REQUIREMENT:
Copy the listing word for word, starting at the line that contains "- diamond-icon: ♦: [146, 123, 168, 141]" and stopping after the line that contains "- section-intro: The".

INFORMATION SUPPLIED:
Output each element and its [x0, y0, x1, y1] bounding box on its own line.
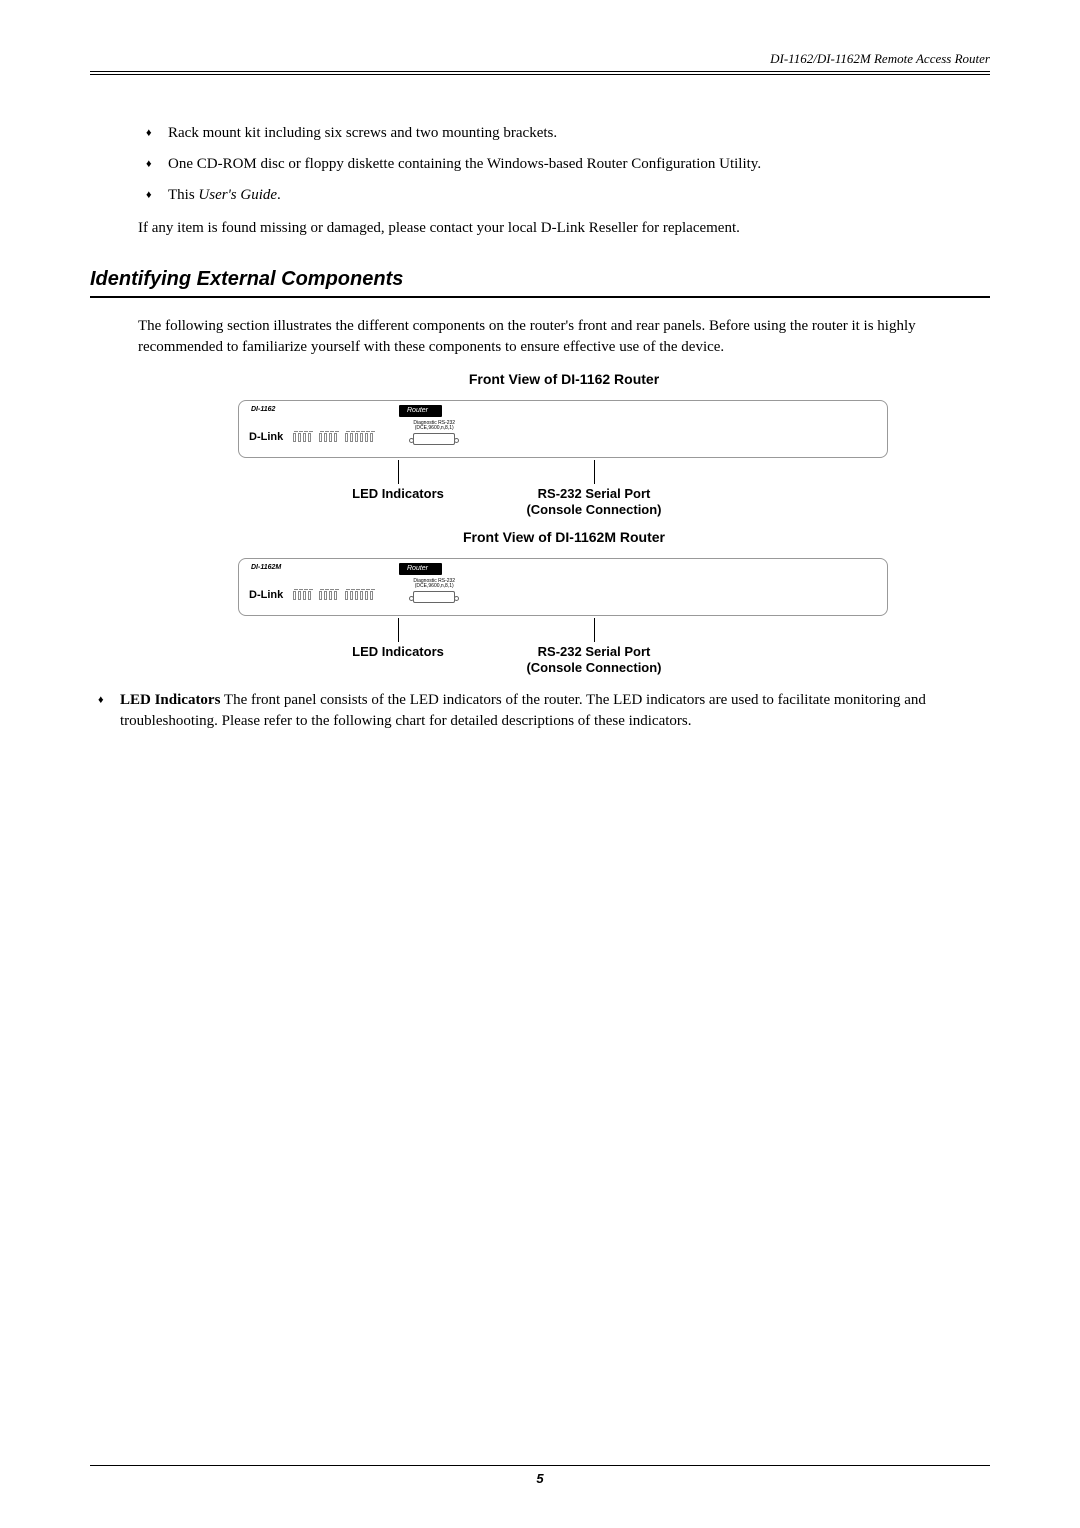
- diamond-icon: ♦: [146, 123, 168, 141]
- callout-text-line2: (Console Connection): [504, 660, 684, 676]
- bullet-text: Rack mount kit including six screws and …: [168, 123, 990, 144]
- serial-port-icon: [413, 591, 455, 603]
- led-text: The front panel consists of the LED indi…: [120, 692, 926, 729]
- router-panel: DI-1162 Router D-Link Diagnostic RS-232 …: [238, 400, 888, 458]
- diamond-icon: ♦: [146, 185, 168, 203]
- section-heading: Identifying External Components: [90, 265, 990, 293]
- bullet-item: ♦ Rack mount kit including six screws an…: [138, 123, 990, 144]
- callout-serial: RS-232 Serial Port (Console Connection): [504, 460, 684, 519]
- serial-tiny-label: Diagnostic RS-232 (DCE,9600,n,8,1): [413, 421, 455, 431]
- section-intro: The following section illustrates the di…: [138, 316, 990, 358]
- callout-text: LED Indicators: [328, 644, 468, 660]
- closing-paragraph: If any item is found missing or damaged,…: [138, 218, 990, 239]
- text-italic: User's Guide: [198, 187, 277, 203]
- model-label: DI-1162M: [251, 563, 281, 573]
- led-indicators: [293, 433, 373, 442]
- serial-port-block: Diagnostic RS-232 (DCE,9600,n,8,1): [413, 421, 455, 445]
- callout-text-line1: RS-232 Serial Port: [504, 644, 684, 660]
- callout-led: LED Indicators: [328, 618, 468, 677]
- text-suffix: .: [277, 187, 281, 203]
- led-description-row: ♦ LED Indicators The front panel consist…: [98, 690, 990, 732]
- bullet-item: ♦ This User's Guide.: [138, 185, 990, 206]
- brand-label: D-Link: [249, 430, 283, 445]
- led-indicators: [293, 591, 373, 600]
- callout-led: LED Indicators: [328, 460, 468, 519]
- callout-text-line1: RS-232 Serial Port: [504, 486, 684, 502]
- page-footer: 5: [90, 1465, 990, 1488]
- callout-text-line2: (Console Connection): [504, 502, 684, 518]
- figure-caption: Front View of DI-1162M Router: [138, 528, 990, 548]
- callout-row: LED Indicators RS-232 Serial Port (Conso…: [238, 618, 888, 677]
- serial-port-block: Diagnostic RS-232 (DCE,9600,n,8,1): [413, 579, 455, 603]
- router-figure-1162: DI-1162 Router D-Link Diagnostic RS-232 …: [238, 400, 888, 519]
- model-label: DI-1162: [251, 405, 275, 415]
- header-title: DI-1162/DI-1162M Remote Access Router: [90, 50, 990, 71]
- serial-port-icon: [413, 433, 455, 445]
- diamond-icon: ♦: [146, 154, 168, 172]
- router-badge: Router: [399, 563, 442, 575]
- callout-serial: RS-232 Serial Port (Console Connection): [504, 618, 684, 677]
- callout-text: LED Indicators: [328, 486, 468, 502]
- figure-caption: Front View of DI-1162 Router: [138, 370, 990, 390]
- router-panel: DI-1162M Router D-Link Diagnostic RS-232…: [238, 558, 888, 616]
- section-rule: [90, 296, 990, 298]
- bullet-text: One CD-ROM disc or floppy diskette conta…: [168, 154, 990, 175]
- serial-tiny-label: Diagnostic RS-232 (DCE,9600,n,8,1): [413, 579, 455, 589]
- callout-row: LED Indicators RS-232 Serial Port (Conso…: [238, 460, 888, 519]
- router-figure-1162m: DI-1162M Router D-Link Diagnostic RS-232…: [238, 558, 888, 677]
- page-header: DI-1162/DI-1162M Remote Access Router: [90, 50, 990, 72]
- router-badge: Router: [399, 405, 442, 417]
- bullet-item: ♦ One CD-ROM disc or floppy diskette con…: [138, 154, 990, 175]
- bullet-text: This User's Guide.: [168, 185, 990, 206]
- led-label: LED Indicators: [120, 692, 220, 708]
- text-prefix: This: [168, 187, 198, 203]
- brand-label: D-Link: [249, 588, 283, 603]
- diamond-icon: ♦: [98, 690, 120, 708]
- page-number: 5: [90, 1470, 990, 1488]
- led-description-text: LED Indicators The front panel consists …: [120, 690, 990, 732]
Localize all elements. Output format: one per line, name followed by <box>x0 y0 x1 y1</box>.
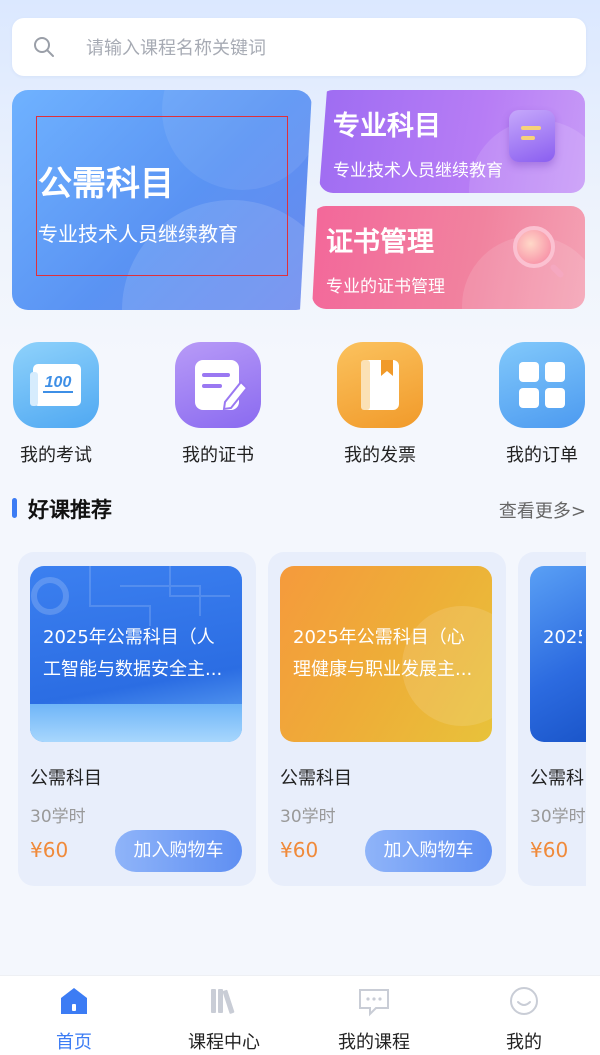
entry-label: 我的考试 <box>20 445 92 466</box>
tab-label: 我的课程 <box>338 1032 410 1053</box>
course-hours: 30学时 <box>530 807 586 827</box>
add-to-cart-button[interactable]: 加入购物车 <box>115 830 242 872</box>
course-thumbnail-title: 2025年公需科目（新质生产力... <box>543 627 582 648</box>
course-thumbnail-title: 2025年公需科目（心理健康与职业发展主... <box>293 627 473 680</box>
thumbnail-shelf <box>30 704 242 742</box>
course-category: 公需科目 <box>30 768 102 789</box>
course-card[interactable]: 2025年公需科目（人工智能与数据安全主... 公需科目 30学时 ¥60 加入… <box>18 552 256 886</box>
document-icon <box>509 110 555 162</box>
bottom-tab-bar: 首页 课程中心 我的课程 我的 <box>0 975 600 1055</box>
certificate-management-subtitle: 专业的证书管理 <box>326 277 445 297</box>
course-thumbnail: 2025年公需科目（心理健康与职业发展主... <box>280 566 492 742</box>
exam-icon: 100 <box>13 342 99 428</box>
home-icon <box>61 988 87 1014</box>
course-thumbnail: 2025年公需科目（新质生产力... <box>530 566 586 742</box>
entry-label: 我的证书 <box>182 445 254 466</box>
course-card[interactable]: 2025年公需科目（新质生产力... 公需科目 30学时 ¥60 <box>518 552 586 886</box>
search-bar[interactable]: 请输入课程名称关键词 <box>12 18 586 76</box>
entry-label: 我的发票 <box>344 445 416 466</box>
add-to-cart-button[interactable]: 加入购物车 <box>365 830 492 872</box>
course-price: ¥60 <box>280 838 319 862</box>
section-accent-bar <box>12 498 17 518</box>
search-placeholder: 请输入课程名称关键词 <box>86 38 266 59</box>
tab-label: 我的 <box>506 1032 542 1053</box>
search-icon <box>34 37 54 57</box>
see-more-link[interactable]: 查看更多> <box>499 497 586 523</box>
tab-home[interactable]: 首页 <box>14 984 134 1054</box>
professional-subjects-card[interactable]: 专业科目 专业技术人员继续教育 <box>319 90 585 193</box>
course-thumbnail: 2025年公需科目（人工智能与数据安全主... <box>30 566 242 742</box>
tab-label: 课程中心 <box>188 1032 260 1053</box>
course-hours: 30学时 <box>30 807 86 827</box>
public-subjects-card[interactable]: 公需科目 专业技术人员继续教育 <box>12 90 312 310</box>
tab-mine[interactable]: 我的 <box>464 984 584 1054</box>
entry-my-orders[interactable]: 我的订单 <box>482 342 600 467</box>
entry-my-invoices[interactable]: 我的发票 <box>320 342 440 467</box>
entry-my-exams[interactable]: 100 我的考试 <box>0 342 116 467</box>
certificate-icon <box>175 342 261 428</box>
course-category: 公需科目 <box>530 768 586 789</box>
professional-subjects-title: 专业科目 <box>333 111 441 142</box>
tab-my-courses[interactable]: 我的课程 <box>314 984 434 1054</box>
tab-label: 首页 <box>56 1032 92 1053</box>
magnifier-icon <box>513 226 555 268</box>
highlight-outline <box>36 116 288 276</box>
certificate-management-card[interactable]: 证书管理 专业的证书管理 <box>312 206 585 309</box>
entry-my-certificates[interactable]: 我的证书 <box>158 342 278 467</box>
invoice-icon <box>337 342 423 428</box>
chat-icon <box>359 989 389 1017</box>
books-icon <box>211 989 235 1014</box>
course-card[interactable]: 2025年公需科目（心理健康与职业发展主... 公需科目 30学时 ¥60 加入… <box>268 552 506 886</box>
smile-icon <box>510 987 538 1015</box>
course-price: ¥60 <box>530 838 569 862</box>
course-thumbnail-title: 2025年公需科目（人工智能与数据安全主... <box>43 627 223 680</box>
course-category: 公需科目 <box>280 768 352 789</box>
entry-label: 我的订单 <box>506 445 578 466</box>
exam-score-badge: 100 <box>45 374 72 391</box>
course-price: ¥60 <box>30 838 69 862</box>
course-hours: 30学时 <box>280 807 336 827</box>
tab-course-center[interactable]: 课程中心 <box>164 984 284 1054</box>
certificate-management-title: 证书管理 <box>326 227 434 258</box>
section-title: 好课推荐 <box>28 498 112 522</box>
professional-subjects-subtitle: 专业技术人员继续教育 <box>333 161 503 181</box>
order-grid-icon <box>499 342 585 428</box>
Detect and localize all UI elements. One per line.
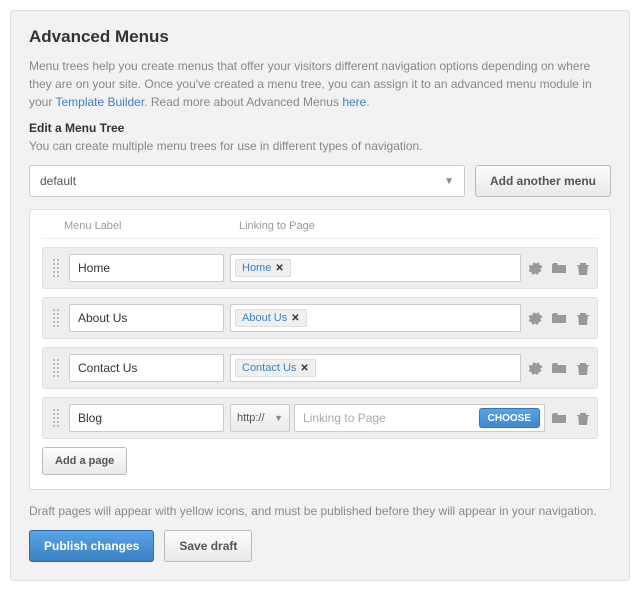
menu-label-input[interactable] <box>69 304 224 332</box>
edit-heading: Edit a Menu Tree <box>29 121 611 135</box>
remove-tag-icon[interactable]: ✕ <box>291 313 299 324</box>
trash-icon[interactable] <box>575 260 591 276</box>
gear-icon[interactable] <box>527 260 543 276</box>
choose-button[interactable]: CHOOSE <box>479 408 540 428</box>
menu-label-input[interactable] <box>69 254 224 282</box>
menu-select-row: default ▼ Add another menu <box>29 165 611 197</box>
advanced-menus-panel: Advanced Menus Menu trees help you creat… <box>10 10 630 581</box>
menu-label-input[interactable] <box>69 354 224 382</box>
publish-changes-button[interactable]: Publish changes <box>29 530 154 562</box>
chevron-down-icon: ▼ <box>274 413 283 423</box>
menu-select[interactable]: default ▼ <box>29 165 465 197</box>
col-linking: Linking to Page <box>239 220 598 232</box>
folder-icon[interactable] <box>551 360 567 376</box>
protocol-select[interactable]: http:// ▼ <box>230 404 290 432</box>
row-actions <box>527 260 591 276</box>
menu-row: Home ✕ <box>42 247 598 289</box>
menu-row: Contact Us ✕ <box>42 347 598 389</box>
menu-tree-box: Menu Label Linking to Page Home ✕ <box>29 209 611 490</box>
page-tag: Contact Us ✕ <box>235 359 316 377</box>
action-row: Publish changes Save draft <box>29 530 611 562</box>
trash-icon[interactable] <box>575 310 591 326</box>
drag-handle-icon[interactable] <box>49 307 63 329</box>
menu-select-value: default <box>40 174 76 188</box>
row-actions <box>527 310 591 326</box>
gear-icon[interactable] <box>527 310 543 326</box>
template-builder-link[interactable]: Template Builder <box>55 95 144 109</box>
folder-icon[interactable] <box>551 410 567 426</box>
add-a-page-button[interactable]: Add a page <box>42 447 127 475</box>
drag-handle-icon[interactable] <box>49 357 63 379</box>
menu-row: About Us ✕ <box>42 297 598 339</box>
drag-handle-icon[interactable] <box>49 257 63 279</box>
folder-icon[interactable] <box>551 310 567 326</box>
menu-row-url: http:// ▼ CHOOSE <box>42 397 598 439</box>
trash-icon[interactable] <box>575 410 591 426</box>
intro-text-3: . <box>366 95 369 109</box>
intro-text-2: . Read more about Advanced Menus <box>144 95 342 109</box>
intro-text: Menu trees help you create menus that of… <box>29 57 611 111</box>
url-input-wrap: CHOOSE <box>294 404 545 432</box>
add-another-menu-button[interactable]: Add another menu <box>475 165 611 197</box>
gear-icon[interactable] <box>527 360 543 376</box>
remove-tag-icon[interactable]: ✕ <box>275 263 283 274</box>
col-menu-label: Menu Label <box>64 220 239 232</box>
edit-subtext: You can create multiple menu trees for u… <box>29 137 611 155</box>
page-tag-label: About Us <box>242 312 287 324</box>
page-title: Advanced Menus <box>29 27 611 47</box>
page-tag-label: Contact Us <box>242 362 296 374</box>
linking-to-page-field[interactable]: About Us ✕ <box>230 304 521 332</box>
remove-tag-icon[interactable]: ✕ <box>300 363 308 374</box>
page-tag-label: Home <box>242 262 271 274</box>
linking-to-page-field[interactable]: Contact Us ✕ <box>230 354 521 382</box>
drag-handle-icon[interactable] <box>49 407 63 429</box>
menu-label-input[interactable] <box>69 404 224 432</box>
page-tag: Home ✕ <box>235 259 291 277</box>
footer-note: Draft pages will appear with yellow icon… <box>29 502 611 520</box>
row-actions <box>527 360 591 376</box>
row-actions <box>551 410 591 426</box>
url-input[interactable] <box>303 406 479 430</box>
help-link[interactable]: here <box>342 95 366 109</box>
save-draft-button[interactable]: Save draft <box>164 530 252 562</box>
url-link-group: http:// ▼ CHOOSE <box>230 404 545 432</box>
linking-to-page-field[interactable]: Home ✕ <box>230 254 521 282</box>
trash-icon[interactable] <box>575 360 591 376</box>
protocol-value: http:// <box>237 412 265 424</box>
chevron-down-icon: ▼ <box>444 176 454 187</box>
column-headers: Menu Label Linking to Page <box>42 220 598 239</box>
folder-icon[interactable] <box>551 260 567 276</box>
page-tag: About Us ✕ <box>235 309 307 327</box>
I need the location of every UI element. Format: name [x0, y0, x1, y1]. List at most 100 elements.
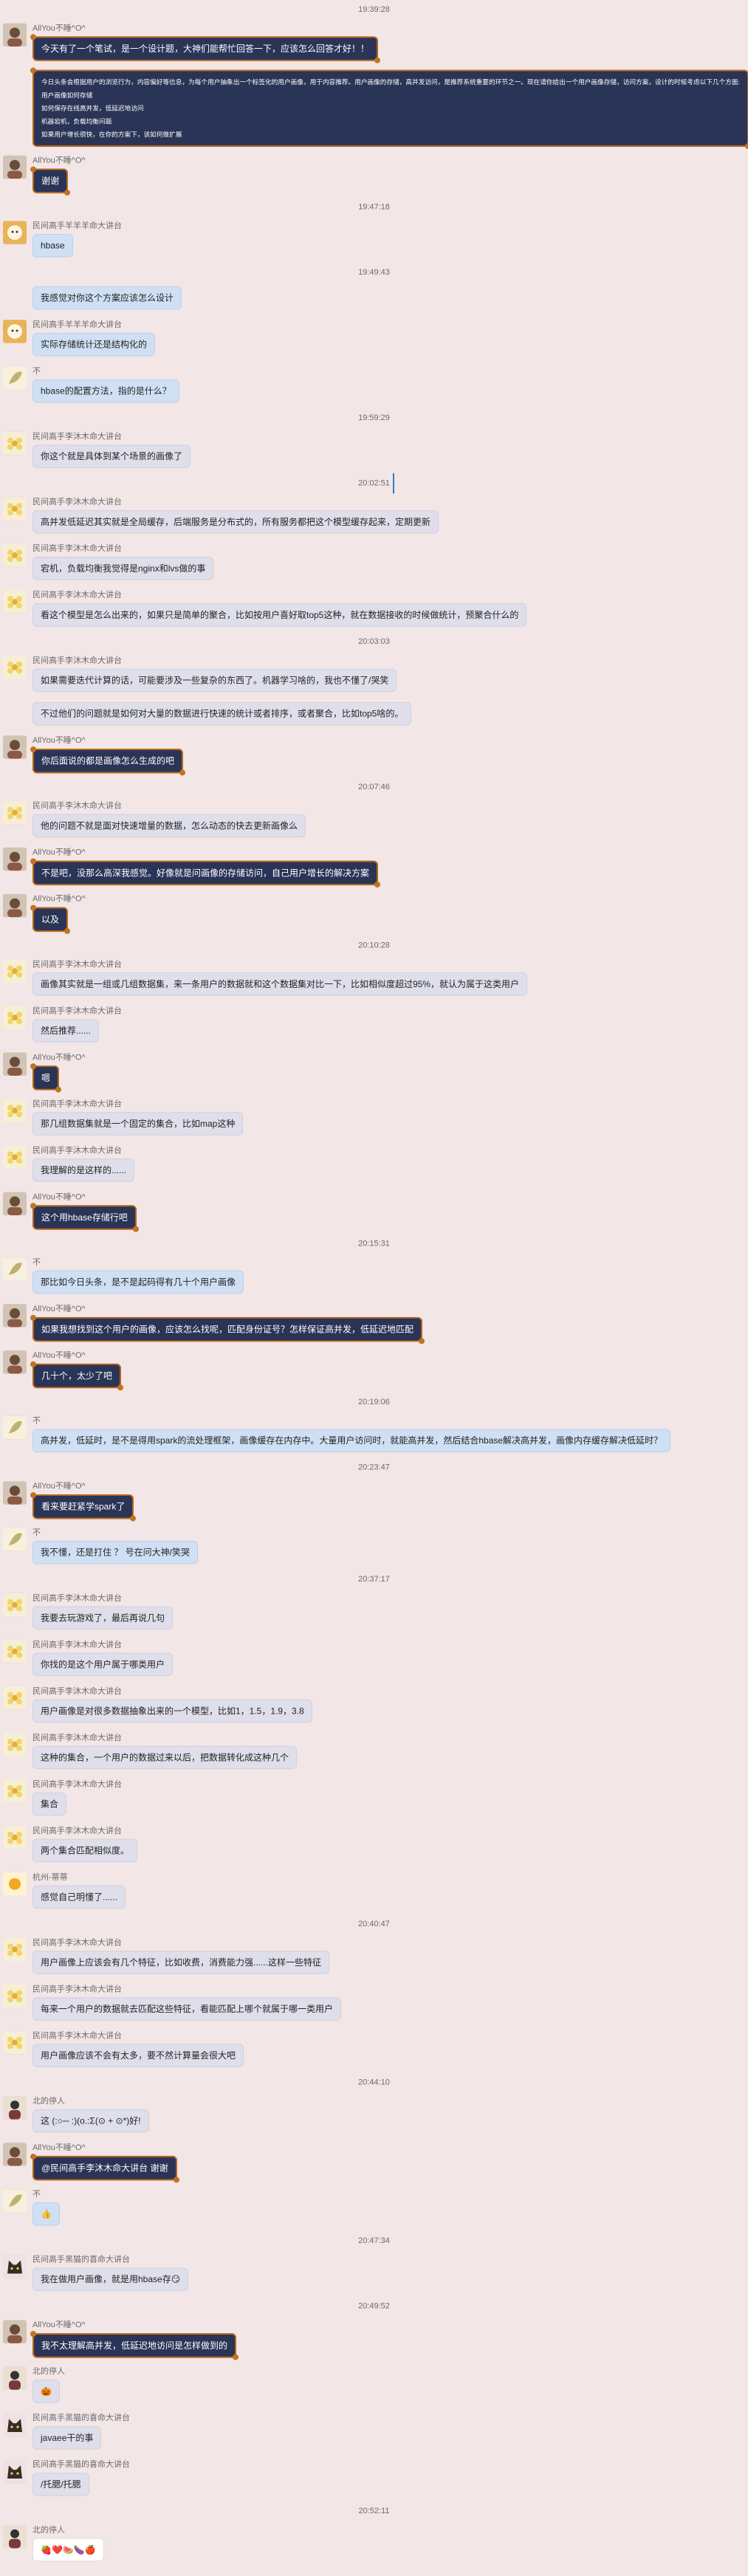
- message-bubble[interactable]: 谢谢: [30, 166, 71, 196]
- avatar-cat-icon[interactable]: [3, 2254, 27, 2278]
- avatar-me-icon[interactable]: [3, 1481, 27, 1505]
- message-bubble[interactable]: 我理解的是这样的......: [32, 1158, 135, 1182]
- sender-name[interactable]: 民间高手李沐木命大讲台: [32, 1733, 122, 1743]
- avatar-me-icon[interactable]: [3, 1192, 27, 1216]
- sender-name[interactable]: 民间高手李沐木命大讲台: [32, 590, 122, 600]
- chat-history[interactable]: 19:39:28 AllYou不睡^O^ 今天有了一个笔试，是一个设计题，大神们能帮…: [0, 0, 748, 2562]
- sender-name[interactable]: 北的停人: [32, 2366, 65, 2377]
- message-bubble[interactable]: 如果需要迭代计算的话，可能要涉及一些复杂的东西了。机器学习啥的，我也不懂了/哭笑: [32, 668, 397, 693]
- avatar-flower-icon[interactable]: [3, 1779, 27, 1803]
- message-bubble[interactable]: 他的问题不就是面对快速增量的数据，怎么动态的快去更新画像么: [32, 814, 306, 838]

OUTPUT FOR THIS TASK:
- diamond-icon: ♦: [146, 123, 168, 141]
- callout-text-line2: (Console Connection): [504, 660, 684, 676]
- bullet-text: Rack mount kit including six screws and …: [168, 123, 990, 144]
- serial-port-icon: [413, 591, 455, 603]
- led-text: The front panel consists of the LED indi…: [120, 692, 926, 729]
- router-panel: DI-1162 Router D-Link Diagnostic RS-232 …: [238, 400, 888, 458]
- diamond-icon: ♦: [146, 185, 168, 203]
- section-heading: Identifying External Components: [90, 265, 990, 293]
- bullet-item: ♦ Rack mount kit including six screws an…: [138, 123, 990, 144]
- callout-serial: RS-232 Serial Port (Console Connection): [504, 460, 684, 519]
- serial-tiny-label: Diagnostic RS-232 (DCE,9600,n,8,1): [413, 421, 455, 431]
- section-intro: The following section illustrates the di…: [138, 316, 990, 358]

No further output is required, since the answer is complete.